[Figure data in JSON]
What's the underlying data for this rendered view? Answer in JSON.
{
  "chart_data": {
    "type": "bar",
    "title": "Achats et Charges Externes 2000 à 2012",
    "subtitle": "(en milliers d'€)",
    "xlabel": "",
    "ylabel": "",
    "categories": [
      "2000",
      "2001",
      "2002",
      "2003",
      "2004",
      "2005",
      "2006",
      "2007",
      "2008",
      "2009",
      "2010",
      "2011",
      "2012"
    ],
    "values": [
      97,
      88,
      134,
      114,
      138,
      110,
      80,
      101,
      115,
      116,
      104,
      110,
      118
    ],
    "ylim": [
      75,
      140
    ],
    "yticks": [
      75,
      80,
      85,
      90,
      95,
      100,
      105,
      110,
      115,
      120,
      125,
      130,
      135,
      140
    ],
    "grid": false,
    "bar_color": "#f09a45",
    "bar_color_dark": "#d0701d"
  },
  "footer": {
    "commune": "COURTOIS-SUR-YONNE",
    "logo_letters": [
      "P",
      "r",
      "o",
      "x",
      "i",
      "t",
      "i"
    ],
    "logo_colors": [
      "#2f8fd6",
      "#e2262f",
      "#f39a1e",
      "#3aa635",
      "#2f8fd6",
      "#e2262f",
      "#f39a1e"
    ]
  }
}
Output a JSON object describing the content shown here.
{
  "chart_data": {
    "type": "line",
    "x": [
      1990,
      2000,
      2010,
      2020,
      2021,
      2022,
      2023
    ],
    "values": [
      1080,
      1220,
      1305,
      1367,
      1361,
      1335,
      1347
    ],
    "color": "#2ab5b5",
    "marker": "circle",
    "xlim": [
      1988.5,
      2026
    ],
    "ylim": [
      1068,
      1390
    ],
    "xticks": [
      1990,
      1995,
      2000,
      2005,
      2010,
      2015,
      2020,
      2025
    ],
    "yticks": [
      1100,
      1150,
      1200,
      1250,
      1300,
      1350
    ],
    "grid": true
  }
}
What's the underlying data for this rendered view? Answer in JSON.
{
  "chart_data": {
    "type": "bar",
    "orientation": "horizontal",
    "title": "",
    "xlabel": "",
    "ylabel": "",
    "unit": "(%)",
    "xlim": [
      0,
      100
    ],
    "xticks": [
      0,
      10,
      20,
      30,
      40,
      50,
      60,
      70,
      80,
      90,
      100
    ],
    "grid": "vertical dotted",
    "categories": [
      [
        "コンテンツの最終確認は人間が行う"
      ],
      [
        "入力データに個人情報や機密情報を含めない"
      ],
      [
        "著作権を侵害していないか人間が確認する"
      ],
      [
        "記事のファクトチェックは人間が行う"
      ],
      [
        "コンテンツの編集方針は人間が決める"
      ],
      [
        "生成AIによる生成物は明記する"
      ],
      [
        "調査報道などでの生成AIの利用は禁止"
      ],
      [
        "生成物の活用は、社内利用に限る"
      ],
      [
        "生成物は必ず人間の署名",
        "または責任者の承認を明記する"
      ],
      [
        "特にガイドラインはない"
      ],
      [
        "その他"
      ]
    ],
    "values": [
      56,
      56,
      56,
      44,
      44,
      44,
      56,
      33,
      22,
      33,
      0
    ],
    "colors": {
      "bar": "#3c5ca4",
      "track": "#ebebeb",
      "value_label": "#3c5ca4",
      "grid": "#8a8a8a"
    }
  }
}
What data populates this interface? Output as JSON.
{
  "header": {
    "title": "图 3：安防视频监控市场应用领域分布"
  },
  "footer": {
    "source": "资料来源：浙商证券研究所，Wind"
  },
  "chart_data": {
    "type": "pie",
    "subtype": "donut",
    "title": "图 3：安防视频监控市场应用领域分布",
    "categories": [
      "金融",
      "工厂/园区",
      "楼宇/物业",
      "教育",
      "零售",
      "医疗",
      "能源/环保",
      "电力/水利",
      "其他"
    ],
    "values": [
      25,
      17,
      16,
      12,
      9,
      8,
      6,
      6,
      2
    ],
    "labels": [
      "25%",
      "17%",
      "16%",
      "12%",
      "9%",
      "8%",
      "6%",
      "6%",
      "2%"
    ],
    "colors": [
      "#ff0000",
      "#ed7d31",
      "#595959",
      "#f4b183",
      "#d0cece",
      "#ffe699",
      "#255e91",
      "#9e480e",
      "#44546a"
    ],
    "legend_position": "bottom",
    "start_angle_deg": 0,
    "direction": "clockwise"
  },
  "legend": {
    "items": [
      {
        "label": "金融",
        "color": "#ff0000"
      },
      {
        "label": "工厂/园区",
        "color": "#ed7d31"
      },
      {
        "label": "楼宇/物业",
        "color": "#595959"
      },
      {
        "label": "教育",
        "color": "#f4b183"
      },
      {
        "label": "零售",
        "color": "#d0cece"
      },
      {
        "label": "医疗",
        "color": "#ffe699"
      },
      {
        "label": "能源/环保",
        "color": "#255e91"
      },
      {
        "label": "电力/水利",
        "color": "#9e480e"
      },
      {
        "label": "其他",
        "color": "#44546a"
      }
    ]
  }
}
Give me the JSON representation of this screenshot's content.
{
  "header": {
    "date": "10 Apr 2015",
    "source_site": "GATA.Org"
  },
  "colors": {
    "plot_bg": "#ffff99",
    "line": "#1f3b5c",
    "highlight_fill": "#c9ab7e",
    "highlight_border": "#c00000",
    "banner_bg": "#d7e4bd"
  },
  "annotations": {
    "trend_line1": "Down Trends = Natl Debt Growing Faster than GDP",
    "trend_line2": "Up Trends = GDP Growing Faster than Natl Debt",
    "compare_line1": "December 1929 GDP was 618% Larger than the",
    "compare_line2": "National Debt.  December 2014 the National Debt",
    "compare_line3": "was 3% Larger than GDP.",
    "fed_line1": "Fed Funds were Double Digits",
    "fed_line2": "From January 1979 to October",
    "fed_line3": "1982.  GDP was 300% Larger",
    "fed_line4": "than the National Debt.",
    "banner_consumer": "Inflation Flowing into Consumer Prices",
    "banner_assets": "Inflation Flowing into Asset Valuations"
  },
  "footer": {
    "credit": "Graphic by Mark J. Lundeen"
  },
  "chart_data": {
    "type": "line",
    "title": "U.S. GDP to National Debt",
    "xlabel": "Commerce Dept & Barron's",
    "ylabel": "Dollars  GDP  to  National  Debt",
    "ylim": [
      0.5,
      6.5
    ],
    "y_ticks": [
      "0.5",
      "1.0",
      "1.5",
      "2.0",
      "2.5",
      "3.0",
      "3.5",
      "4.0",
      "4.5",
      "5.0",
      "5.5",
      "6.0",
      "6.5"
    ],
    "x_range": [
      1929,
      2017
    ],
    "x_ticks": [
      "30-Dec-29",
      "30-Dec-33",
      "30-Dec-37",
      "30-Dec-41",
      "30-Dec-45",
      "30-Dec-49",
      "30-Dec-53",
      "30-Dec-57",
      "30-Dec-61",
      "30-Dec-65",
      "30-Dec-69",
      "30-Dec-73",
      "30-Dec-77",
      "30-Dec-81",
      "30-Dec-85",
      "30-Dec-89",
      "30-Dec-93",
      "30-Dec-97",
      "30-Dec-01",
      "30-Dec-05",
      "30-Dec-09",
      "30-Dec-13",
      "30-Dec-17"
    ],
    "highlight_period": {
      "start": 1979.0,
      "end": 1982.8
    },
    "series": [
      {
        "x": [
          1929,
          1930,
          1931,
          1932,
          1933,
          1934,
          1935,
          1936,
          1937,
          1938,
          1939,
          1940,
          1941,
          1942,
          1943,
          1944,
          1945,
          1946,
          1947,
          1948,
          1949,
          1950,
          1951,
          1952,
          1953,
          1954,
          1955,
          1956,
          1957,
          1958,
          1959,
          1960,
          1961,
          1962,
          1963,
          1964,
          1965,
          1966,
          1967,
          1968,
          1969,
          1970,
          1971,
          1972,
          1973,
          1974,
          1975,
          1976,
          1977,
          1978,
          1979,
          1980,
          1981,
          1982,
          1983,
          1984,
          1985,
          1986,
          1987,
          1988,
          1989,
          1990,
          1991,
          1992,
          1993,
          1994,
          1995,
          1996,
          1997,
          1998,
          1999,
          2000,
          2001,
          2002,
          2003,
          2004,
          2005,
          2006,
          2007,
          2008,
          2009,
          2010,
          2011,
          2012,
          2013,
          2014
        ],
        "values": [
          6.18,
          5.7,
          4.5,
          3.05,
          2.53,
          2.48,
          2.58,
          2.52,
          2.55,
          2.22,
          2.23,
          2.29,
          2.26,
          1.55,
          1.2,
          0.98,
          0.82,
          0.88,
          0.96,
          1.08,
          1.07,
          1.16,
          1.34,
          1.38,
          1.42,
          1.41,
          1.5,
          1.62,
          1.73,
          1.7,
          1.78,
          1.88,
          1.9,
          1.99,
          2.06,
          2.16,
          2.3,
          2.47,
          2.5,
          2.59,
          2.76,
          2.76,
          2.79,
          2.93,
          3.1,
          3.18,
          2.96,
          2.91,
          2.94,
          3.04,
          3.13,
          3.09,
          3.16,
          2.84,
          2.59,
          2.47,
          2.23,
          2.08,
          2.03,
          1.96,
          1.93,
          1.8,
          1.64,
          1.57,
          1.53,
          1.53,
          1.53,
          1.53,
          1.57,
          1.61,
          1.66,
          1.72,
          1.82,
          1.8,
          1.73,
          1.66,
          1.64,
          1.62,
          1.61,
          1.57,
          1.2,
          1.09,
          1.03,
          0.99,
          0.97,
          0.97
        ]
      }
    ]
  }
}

## TASK
Collect the lines of the data that carry the word "National".

## ANSWER
    "compare_line2": "National Debt.  December 2014 the National Debt",
    "fed_line4": "than the National Debt.",
    "title": "U.S. GDP to National Debt",
    "ylabel": "Dollars  GDP  to  National  Debt",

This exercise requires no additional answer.